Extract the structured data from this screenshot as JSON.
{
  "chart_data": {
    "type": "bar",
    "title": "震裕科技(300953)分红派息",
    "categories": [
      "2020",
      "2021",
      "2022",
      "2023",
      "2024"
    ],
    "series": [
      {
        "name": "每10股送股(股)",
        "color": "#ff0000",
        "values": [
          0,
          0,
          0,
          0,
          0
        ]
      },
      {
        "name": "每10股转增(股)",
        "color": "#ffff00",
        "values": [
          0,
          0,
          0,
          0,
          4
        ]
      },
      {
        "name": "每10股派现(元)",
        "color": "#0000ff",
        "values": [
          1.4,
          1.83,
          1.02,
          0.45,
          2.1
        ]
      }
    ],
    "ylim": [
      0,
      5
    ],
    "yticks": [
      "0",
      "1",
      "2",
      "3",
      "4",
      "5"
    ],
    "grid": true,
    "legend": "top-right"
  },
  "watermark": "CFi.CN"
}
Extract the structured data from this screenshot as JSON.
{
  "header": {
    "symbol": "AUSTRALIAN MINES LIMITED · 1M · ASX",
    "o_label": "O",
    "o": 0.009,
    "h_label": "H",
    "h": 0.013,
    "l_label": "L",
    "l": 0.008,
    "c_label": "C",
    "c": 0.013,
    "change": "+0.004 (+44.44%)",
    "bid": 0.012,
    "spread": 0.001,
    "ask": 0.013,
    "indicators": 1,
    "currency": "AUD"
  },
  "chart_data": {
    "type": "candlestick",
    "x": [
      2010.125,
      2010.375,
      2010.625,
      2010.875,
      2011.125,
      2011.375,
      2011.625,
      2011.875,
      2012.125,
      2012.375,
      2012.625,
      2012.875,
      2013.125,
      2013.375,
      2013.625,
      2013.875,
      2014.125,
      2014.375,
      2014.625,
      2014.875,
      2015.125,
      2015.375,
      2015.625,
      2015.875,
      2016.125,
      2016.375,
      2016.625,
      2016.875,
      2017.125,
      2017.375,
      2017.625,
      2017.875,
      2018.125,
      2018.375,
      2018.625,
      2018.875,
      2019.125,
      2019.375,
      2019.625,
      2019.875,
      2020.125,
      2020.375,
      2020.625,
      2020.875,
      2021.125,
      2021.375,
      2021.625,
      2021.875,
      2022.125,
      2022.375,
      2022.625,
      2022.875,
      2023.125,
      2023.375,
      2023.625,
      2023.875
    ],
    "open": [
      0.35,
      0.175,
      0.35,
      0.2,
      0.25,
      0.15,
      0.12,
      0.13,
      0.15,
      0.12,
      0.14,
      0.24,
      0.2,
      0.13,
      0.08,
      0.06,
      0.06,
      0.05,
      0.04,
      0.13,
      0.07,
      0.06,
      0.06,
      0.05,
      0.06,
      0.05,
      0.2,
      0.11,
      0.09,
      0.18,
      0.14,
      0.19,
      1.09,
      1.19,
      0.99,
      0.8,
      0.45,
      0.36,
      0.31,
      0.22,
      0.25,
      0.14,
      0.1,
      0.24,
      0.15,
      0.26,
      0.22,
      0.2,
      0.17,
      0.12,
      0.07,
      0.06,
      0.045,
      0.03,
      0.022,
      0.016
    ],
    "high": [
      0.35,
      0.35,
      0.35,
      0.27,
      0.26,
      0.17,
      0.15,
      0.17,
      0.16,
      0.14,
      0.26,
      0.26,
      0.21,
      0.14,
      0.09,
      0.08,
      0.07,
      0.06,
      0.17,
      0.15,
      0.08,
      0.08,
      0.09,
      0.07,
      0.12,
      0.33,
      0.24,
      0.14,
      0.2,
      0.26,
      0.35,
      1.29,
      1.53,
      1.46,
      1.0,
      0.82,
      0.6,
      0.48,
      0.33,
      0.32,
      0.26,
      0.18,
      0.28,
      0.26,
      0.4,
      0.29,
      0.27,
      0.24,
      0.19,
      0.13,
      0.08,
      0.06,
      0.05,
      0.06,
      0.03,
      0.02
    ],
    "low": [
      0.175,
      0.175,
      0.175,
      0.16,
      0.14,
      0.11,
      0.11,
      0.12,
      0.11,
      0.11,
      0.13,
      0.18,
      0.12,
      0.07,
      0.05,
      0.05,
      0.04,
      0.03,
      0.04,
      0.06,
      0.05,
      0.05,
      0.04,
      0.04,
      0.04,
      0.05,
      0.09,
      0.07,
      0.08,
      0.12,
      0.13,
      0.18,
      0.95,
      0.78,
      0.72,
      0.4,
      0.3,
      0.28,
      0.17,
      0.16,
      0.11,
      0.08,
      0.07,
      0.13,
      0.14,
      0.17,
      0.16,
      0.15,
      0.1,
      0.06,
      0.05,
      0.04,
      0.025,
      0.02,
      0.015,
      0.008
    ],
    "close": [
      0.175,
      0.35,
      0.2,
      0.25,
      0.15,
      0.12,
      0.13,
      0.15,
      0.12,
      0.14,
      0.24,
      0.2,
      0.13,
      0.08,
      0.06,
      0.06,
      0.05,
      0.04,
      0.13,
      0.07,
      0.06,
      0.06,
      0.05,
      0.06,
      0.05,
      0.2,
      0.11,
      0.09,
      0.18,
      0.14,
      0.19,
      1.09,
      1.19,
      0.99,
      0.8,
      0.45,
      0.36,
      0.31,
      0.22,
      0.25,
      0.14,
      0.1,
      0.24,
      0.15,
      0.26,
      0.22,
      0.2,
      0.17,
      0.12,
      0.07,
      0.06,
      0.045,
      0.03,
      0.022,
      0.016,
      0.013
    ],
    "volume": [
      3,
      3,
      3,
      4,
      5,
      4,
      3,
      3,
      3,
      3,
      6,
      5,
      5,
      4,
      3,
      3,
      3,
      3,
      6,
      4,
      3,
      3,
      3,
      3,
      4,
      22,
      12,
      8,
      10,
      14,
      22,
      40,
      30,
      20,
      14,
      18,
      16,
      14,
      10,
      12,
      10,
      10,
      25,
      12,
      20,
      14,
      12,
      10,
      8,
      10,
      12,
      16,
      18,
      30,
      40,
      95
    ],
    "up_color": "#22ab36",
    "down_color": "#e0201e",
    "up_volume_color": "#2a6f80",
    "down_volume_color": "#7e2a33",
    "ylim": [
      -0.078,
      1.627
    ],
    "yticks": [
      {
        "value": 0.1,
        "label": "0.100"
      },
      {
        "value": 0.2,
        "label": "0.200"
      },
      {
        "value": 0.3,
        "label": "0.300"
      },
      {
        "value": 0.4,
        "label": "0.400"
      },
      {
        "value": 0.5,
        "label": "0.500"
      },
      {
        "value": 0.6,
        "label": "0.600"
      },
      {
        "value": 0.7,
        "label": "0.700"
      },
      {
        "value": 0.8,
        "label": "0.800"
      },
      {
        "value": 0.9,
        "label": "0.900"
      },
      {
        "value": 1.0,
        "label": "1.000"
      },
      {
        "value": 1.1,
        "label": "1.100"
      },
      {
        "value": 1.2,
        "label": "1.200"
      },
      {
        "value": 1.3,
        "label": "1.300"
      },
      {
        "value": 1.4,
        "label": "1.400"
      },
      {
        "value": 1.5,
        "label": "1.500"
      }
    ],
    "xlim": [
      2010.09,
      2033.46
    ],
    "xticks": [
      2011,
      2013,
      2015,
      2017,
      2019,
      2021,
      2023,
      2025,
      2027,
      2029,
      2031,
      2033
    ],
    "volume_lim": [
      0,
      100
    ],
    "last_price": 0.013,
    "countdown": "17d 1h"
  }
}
__________________________________________________
*Exercise*:
Extract each line of the material exactly as it stands.

*Result of the task*:
Extract the structured data from this screenshot as JSON.
{
  "chart_data": {
    "type": "bar",
    "title": "震裕科技(300953)分红派息",
    "categories": [
      "2020",
      "2021",
      "2022",
      "2023",
      "2024"
    ],
    "series": [
      {
        "name": "每10股送股(股)",
        "color": "#ff0000",
        "values": [
          0,
          0,
          0,
          0,
          0
        ]
      },
      {
        "name": "每10股转增(股)",
        "color": "#ffff00",
        "values": [
          0,
          0,
          0,
          0,
          4
        ]
      },
      {
        "name": "每10股派现(元)",
        "color": "#0000ff",
        "values": [
          1.4,
          1.83,
          1.02,
          0.45,
          2.1
        ]
      }
    ],
    "ylim": [
      0,
      5
    ],
    "yticks": [
      "0",
      "1",
      "2",
      "3",
      "4",
      "5"
    ],
    "grid": true,
    "legend": "top-right"
  },
  "watermark": "CFi.CN"
}
Extract the structured data from this screenshot as JSON.
{
  "header": {
    "symbol": "AUSTRALIAN MINES LIMITED · 1M · ASX",
    "o_label": "O",
    "o": 0.009,
    "h_label": "H",
    "h": 0.013,
    "l_label": "L",
    "l": 0.008,
    "c_label": "C",
    "c": 0.013,
    "change": "+0.004 (+44.44%)",
    "bid": 0.012,
    "spread": 0.001,
    "ask": 0.013,
    "indicators": 1,
    "currency": "AUD"
  },
  "chart_data": {
    "type": "candlestick",
    "x": [
      2010.125,
      2010.375,
      2010.625,
      2010.875,
      2011.125,
      2011.375,
      2011.625,
      2011.875,
      2012.125,
      2012.375,
      2012.625,
      2012.875,
      2013.125,
      2013.375,
      2013.625,
      2013.875,
      2014.125,
      2014.375,
      2014.625,
      2014.875,
      2015.125,
      2015.375,
      2015.625,
      2015.875,
      2016.125,
      2016.375,
      2016.625,
      2016.875,
      2017.125,
      2017.375,
      2017.625,
      2017.875,
      2018.125,
      2018.375,
      2018.625,
      2018.875,
      2019.125,
      2019.375,
      2019.625,
      2019.875,
      2020.125,
      2020.375,
      2020.625,
      2020.875,
      2021.125,
      2021.375,
      2021.625,
      2021.875,
      2022.125,
      2022.375,
      2022.625,
      2022.875,
      2023.125,
      2023.375,
      2023.625,
      2023.875
    ],
    "open": [
      0.35,
      0.175,
      0.35,
      0.2,
      0.25,
      0.15,
      0.12,
      0.13,
      0.15,
      0.12,
      0.14,
      0.24,
      0.2,
      0.13,
      0.08,
      0.06,
      0.06,
      0.05,
      0.04,
      0.13,
      0.07,
      0.06,
      0.06,
      0.05,
      0.06,
      0.05,
      0.2,
      0.11,
      0.09,
      0.18,
      0.14,
      0.19,
      1.09,
      1.19,
      0.99,
      0.8,
      0.45,
      0.36,
      0.31,
      0.22,
      0.25,
      0.14,
      0.1,
      0.24,
      0.15,
      0.26,
      0.22,
      0.2,
      0.17,
      0.12,
      0.07,
      0.06,
      0.045,
      0.03,
      0.022,
      0.016
    ],
    "high": [
      0.35,
      0.35,
      0.35,
      0.27,
      0.26,
      0.17,
      0.15,
      0.17,
      0.16,
      0.14,
      0.26,
      0.26,
      0.21,
      0.14,
      0.09,
      0.08,
      0.07,
      0.06,
      0.17,
      0.15,
      0.08,
      0.08,
      0.09,
      0.07,
      0.12,
      0.33,
      0.24,
      0.14,
      0.2,
      0.26,
      0.35,
      1.29,
      1.53,
      1.46,
      1.0,
      0.82,
      0.6,
      0.48,
      0.33,
      0.32,
      0.26,
      0.18,
      0.28,
      0.26,
      0.4,
      0.29,
      0.27,
      0.24,
      0.19,
      0.13,
      0.08,
      0.06,
      0.05,
      0.06,
      0.03,
      0.02
    ],
    "low": [
      0.175,
      0.175,
      0.175,
      0.16,
      0.14,
      0.11,
      0.11,
      0.12,
      0.11,
      0.11,
      0.13,
      0.18,
      0.12,
      0.07,
      0.05,
      0.05,
      0.04,
      0.03,
      0.04,
      0.06,
      0.05,
      0.05,
      0.04,
      0.04,
      0.04,
      0.05,
      0.09,
      0.07,
      0.08,
      0.12,
      0.13,
      0.18,
      0.95,
      0.78,
      0.72,
      0.4,
      0.3,
      0.28,
      0.17,
      0.16,
      0.11,
      0.08,
      0.07,
      0.13,
      0.14,
      0.17,
      0.16,
      0.15,
      0.1,
      0.06,
      0.05,
      0.04,
      0.025,
      0.02,
      0.015,
      0.008
    ],
    "close": [
      0.175,
      0.35,
      0.2,
      0.25,
      0.15,
      0.12,
      0.13,
      0.15,
      0.12,
      0.14,
      0.24,
      0.2,
      0.13,
      0.08,
      0.06,
      0.06,
      0.05,
      0.04,
      0.13,
      0.07,
      0.06,
      0.06,
      0.05,
      0.06,
      0.05,
      0.2,
      0.11,
      0.09,
      0.18,
      0.14,
      0.19,
      1.09,
      1.19,
      0.99,
      0.8,
      0.45,
      0.36,
      0.31,
      0.22,
      0.25,
      0.14,
      0.1,
      0.24,
      0.15,
      0.26,
      0.22,
      0.2,
      0.17,
      0.12,
      0.07,
      0.06,
      0.045,
      0.03,
      0.022,
      0.016,
      0.013
    ],
    "volume": [
      3,
      3,
      3,
      4,
      5,
      4,
      3,
      3,
      3,
      3,
      6,
      5,
      5,
      4,
      3,
      3,
      3,
      3,
      6,
      4,
      3,
      3,
      3,
      3,
      4,
      22,
      12,
      8,
      10,
      14,
      22,
      40,
      30,
      20,
      14,
      18,
      16,
      14,
      10,
      12,
      10,
      10,
      25,
      12,
      20,
      14,
      12,
      10,
      8,
      10,
      12,
      16,
      18,
      30,
      40,
      95
    ],
    "up_color": "#22ab36",
    "down_color": "#e0201e",
    "up_volume_color": "#2a6f80",
    "down_volume_color": "#7e2a33",
    "ylim": [
      -0.078,
      1.627
    ],
    "yticks": [
      {
        "value": 0.1,
        "label": "0.100"
      },
      {
        "value": 0.2,
        "label": "0.200"
      },
      {
        "value": 0.3,
        "label": "0.300"
      },
      {
        "value": 0.4,
        "label": "0.400"
      },
      {
        "value": 0.5,
        "label": "0.500"
      },
      {
        "value": 0.6,
        "label": "0.600"
      },
      {
        "value": 0.7,
        "label": "0.700"
      },
      {
        "value": 0.8,
        "label": "0.800"
      },
      {
        "value": 0.9,
        "label": "0.900"
      },
      {
        "value": 1.0,
        "label": "1.000"
      },
      {
        "value": 1.1,
        "label": "1.100"
      },
      {
        "value": 1.2,
        "label": "1.200"
      },
      {
        "value": 1.3,
        "label": "1.300"
      },
      {
        "value": 1.4,
        "label": "1.400"
      },
      {
        "value": 1.5,
        "label": "1.500"
      }
    ],
    "xlim": [
      2010.09,
      2033.46
    ],
    "xticks": [
      2011,
      2013,
      2015,
      2017,
      2019,
      2021,
      2023,
      2025,
      2027,
      2029,
      2031,
      2033
    ],
    "volume_lim": [
      0,
      100
    ],
    "last_price": 0.013,
    "countdown": "17d 1h"
  }
}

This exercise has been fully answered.